Goal:
Could you write out all of the records again with every "x-tick-label" swapped for "x-tick-text", leaving everything else unchanged and the pictures out?
— BEGIN Material for this task —
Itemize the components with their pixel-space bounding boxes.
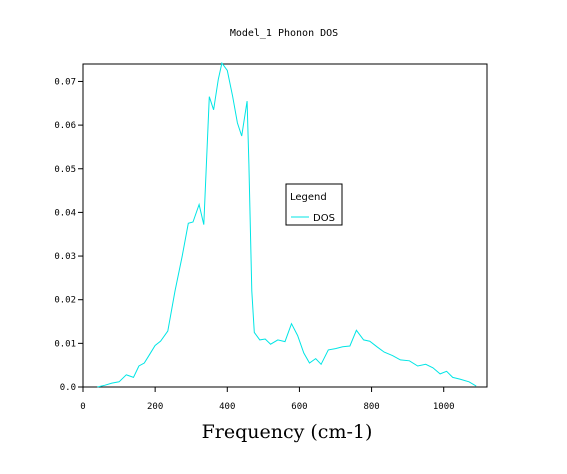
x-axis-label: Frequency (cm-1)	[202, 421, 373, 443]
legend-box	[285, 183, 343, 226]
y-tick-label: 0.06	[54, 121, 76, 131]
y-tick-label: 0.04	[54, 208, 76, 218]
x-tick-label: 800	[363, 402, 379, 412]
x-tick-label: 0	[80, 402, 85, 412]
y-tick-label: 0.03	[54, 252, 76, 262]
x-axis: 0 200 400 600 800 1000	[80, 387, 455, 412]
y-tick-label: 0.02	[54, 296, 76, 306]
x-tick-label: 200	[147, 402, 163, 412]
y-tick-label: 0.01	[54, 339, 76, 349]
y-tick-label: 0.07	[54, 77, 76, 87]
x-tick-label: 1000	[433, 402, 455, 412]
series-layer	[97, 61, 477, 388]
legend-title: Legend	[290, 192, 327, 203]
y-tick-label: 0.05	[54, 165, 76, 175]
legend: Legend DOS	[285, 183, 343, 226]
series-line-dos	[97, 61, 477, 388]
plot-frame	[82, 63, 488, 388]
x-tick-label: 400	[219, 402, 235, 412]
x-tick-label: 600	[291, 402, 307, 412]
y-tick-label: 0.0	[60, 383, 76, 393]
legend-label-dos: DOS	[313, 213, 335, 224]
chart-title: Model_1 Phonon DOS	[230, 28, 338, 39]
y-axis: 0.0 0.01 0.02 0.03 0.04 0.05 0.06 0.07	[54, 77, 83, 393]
— END Material for this task —
Solution to this problem:
Itemize the components with their pixel-space bounding boxes.
x-axis-label: Frequency (cm-1)	[202, 421, 373, 443]
legend-box	[285, 183, 343, 226]
y-tick-label: 0.06	[54, 121, 76, 131]
y-tick-label: 0.04	[54, 208, 76, 218]
x-tick-text: 800	[363, 402, 379, 412]
x-tick-text: 0	[80, 402, 85, 412]
y-tick-label: 0.03	[54, 252, 76, 262]
x-axis: 0 200 400 600 800 1000	[80, 387, 455, 412]
y-tick-label: 0.02	[54, 296, 76, 306]
x-tick-text: 200	[147, 402, 163, 412]
y-tick-label: 0.01	[54, 339, 76, 349]
y-tick-label: 0.07	[54, 77, 76, 87]
x-tick-text: 1000	[433, 402, 455, 412]
series-layer	[97, 61, 477, 388]
legend-title: Legend	[290, 192, 327, 203]
y-tick-label: 0.05	[54, 165, 76, 175]
legend: Legend DOS	[285, 183, 343, 226]
series-line-dos	[97, 61, 477, 388]
plot-frame	[82, 63, 488, 388]
x-tick-text: 400	[219, 402, 235, 412]
x-tick-text: 600	[291, 402, 307, 412]
y-tick-label: 0.0	[60, 383, 76, 393]
legend-label-dos: DOS	[313, 213, 335, 224]
chart-title: Model_1 Phonon DOS	[230, 28, 338, 39]
y-axis: 0.0 0.01 0.02 0.03 0.04 0.05 0.06 0.07	[54, 77, 83, 393]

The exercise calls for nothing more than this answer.